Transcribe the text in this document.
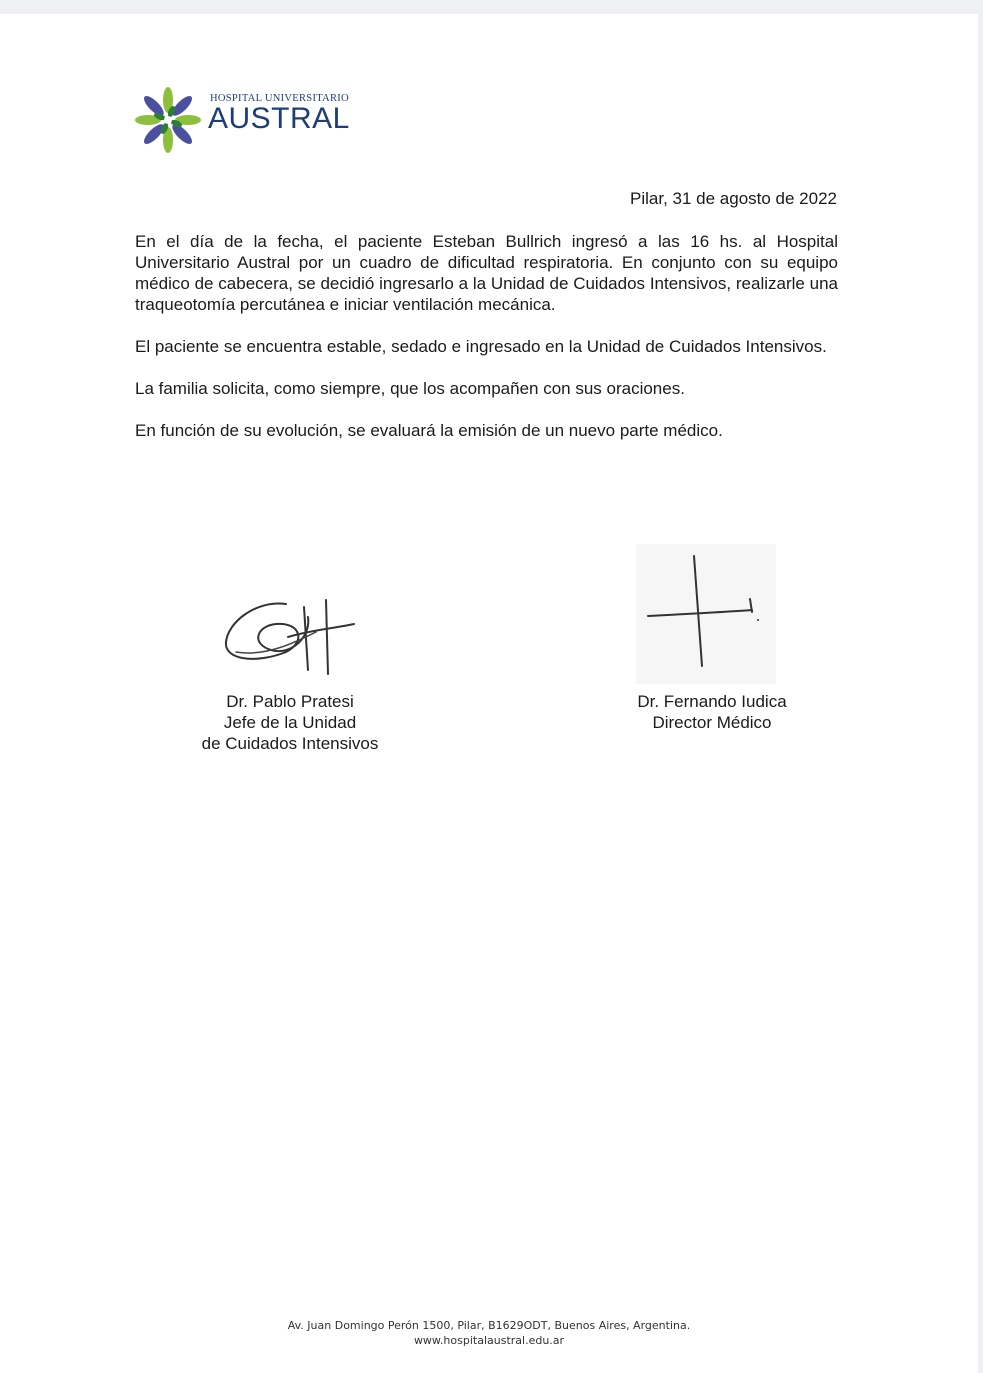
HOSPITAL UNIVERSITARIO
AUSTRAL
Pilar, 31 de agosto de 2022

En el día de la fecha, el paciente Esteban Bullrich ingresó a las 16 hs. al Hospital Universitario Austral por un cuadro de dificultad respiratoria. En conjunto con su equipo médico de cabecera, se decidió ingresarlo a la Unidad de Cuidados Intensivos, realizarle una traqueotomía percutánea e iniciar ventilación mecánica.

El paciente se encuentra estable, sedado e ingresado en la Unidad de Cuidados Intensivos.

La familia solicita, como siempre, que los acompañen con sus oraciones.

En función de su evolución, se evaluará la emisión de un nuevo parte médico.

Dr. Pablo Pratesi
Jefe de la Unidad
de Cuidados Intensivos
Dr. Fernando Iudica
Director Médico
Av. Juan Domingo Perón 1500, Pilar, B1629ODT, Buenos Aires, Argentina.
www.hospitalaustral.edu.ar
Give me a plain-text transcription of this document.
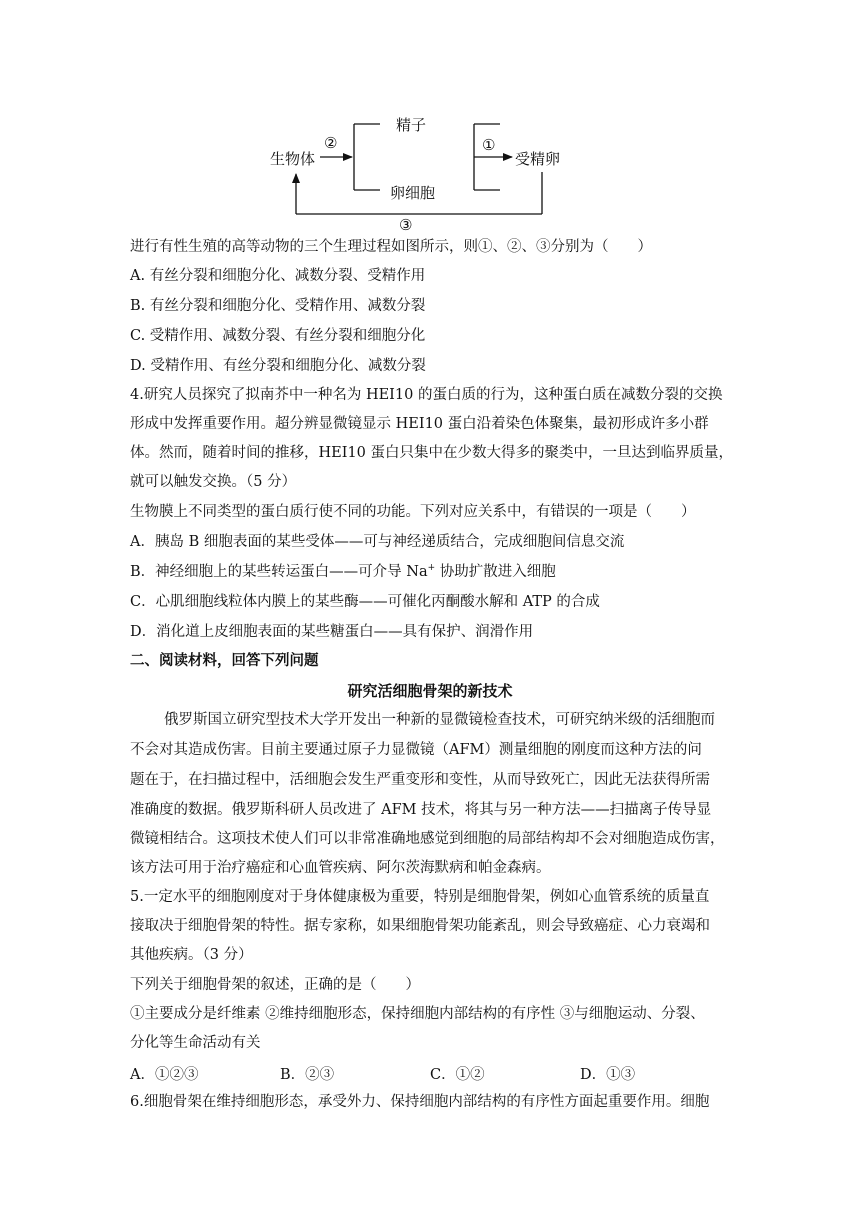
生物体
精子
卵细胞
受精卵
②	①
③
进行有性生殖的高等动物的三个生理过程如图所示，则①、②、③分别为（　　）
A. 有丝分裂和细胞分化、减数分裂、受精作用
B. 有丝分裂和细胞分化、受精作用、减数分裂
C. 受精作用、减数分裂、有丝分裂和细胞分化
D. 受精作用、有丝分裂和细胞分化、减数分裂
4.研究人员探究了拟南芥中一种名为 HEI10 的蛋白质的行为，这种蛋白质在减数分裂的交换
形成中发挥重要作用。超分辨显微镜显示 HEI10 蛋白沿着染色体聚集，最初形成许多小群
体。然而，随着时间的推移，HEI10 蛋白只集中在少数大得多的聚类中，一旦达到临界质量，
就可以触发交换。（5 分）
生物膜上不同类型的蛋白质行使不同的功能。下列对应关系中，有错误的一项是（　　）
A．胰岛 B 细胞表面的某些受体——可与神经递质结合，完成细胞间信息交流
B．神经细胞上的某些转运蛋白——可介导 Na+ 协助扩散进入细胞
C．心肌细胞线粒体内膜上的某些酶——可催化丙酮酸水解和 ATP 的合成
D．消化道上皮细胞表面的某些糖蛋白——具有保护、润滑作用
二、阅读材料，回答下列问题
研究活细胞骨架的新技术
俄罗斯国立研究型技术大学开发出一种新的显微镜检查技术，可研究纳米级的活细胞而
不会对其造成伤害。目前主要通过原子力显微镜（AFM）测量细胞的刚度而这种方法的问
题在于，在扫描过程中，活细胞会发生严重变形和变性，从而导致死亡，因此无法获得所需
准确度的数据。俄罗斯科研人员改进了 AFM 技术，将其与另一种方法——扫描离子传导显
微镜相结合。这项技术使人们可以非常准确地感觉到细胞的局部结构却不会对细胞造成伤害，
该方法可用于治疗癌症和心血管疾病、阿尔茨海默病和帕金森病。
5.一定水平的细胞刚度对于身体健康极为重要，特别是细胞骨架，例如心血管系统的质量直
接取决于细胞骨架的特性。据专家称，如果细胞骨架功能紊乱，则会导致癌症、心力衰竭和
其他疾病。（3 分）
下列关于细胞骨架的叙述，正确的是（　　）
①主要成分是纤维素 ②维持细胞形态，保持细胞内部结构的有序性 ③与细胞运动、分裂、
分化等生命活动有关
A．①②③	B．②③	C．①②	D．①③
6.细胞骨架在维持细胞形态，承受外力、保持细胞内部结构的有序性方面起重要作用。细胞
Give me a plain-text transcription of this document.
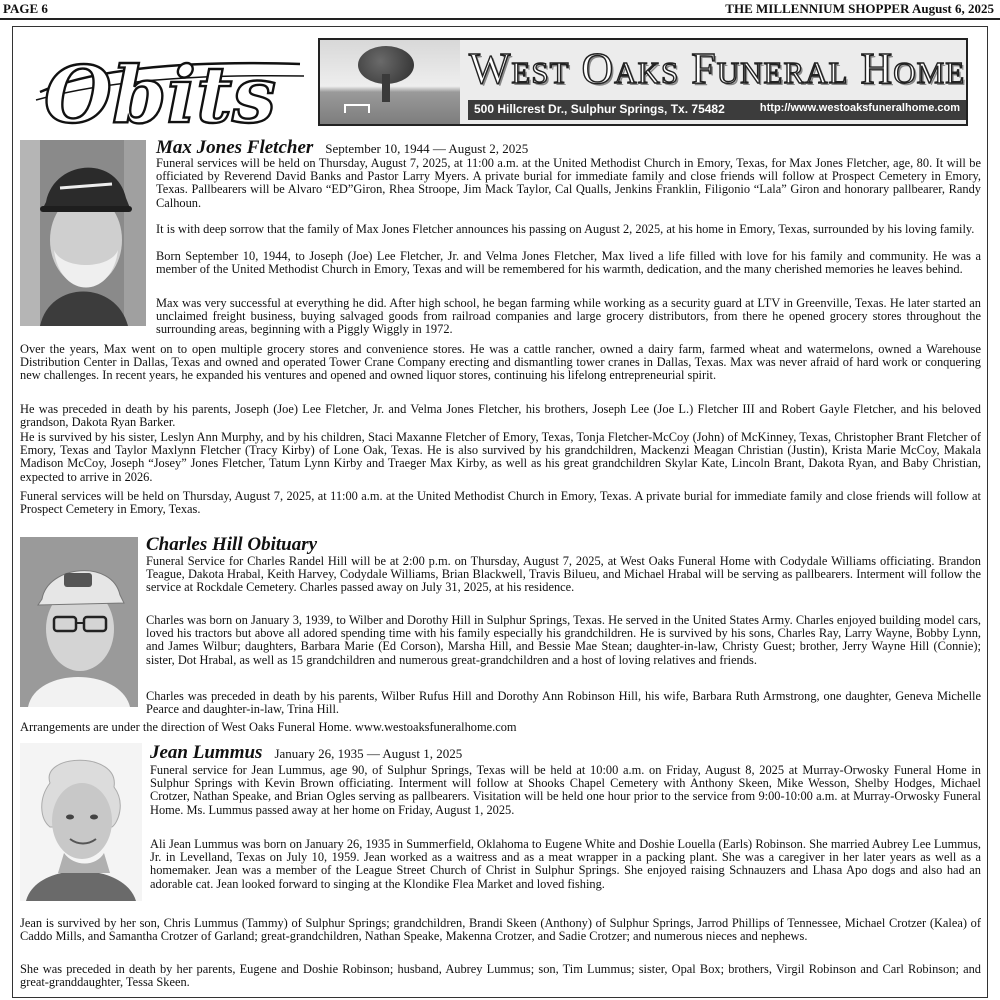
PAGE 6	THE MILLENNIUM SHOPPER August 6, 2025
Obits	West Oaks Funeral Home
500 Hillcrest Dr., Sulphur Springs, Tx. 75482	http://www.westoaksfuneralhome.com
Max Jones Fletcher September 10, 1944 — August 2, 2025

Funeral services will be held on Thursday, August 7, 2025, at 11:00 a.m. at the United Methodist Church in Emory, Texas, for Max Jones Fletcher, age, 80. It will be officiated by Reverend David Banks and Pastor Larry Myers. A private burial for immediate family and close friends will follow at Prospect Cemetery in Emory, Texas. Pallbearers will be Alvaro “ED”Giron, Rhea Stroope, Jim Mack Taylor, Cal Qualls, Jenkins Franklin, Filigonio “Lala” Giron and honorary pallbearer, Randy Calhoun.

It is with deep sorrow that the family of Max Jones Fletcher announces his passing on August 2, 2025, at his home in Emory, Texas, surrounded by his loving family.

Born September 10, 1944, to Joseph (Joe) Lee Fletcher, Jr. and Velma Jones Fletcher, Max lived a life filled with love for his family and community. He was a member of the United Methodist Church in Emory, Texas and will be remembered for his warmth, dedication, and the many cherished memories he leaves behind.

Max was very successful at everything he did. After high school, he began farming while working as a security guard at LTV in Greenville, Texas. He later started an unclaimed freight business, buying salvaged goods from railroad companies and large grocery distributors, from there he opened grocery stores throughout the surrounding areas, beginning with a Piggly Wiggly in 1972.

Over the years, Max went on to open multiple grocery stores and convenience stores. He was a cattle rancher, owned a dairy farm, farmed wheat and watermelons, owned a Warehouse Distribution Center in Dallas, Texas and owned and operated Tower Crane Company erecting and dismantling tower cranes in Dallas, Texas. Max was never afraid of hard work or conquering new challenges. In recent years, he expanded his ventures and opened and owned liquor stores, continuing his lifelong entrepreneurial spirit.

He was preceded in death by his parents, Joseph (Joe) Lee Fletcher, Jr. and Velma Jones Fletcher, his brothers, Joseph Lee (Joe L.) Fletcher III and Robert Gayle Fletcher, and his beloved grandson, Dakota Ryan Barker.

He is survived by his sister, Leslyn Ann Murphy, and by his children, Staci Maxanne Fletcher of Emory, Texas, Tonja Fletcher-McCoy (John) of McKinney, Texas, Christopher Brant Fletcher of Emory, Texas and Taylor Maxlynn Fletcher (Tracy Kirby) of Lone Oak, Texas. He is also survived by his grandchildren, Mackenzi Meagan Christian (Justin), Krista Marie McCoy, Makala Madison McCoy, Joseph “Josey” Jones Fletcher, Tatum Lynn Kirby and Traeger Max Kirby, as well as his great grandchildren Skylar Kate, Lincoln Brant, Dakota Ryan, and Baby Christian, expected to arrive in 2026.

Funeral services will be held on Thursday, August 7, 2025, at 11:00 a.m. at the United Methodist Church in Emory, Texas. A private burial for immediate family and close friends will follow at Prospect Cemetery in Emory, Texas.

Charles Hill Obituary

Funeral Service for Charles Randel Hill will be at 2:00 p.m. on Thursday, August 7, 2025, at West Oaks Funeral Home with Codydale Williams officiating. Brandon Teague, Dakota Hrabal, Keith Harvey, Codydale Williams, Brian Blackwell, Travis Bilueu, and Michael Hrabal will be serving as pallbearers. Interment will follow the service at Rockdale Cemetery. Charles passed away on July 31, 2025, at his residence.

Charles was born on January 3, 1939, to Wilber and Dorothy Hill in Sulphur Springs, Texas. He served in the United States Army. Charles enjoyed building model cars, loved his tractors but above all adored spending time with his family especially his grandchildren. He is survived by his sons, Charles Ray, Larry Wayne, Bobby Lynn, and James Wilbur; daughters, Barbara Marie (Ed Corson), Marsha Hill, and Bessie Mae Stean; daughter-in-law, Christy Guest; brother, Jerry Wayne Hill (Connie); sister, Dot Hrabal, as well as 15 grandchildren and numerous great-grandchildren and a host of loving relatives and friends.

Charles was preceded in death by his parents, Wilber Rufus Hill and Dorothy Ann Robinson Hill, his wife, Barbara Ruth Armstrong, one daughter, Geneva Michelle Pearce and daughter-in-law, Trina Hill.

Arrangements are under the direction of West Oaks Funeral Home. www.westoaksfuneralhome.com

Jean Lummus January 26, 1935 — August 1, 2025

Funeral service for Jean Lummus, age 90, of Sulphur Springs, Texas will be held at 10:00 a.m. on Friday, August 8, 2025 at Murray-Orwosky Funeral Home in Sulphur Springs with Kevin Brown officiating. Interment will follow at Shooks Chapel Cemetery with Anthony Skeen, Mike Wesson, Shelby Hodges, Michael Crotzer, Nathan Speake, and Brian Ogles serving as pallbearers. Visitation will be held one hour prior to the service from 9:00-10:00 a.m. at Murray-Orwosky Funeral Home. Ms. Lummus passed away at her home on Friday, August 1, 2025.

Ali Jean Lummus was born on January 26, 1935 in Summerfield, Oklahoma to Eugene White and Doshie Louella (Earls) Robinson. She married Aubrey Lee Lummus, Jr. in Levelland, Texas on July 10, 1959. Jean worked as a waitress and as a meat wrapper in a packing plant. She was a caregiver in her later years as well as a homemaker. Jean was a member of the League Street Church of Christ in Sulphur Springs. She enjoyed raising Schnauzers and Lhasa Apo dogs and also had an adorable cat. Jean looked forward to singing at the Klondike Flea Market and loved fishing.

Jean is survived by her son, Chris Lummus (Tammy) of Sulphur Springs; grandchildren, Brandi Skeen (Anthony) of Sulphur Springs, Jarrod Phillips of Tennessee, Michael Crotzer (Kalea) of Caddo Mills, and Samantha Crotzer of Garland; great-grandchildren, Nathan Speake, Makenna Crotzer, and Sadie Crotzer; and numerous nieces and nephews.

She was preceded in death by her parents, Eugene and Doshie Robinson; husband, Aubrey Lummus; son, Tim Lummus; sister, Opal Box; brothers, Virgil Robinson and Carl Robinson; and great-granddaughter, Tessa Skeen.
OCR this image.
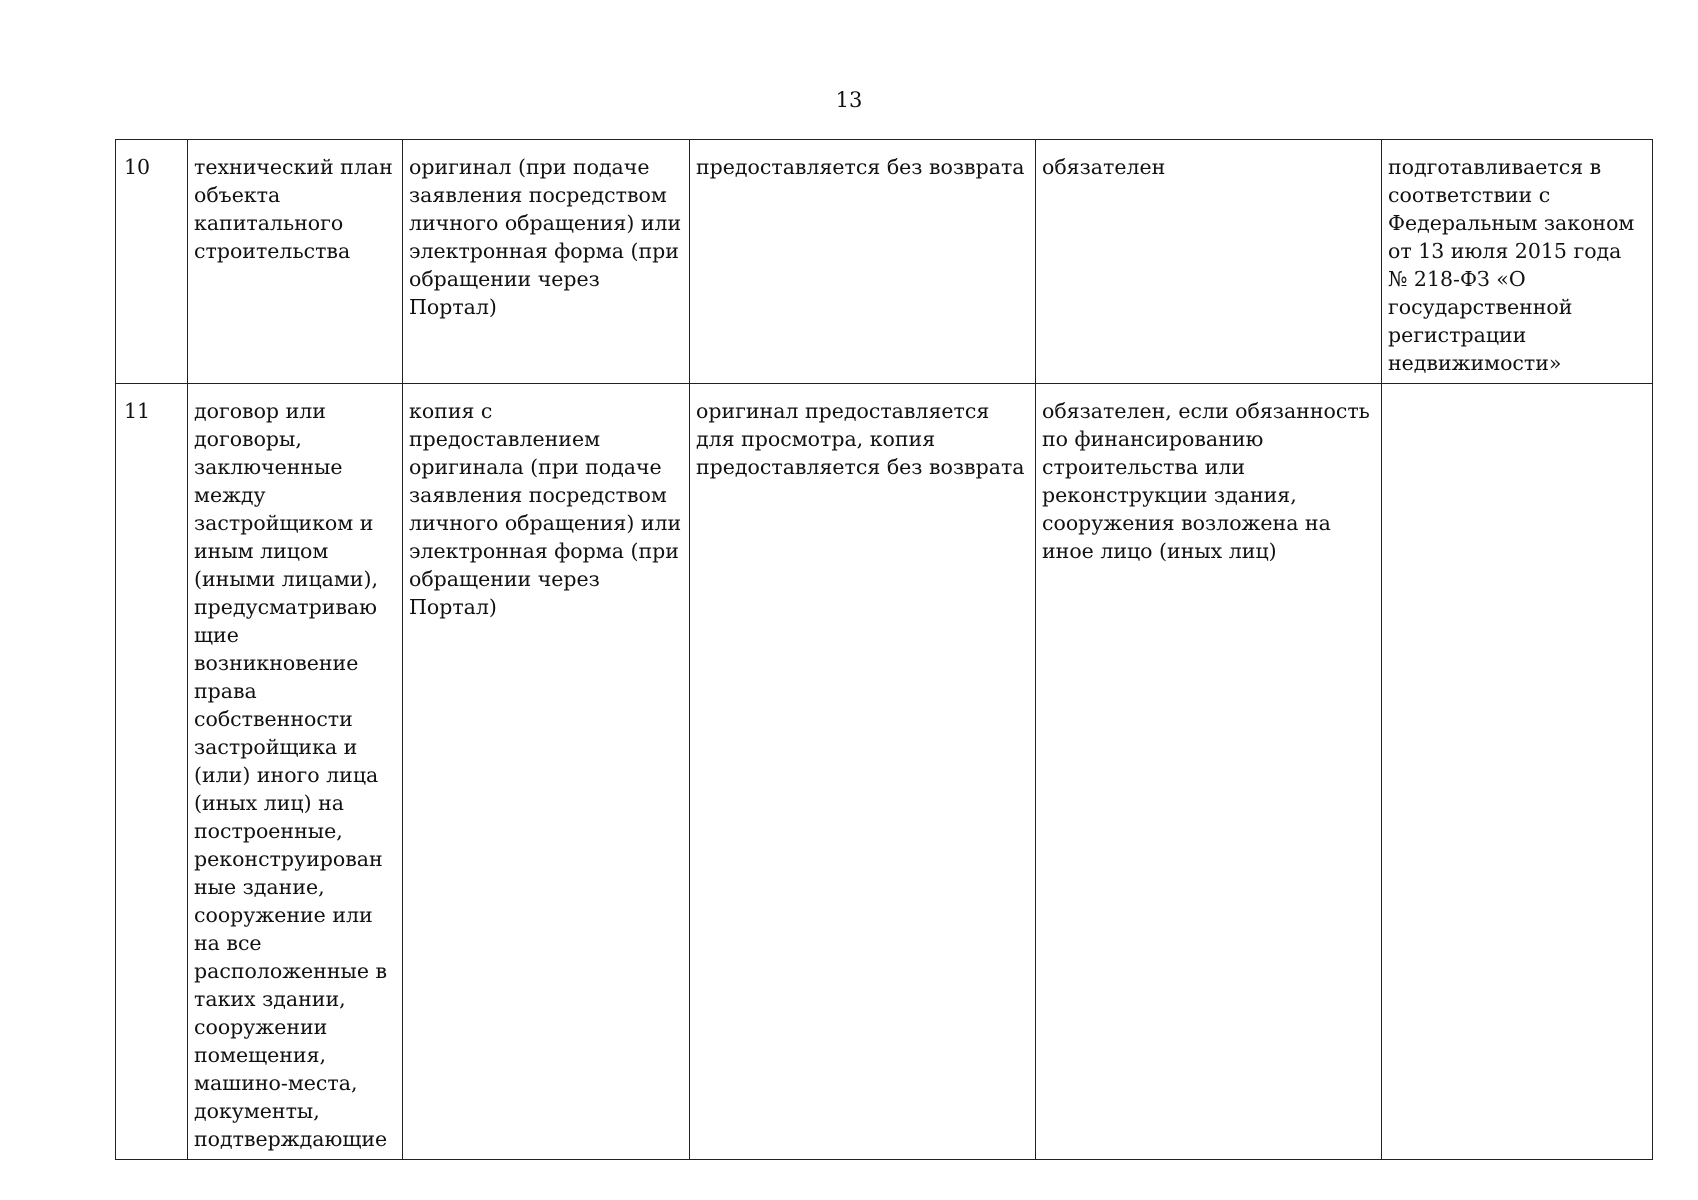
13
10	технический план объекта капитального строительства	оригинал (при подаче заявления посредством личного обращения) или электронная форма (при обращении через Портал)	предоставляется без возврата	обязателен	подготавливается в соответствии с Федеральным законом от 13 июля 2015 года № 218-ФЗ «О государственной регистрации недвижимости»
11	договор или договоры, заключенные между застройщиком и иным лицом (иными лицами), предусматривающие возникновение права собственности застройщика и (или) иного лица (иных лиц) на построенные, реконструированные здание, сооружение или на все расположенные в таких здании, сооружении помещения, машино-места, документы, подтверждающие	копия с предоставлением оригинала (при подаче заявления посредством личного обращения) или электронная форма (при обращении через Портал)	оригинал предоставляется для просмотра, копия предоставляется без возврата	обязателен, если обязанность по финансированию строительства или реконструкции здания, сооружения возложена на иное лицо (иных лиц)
◆ ◆ ◆ ◆
**INSTRUCTION:**
Count the lines of the data that contain the string "this", and reply with that number alone.

**FINISHED TASK:**
4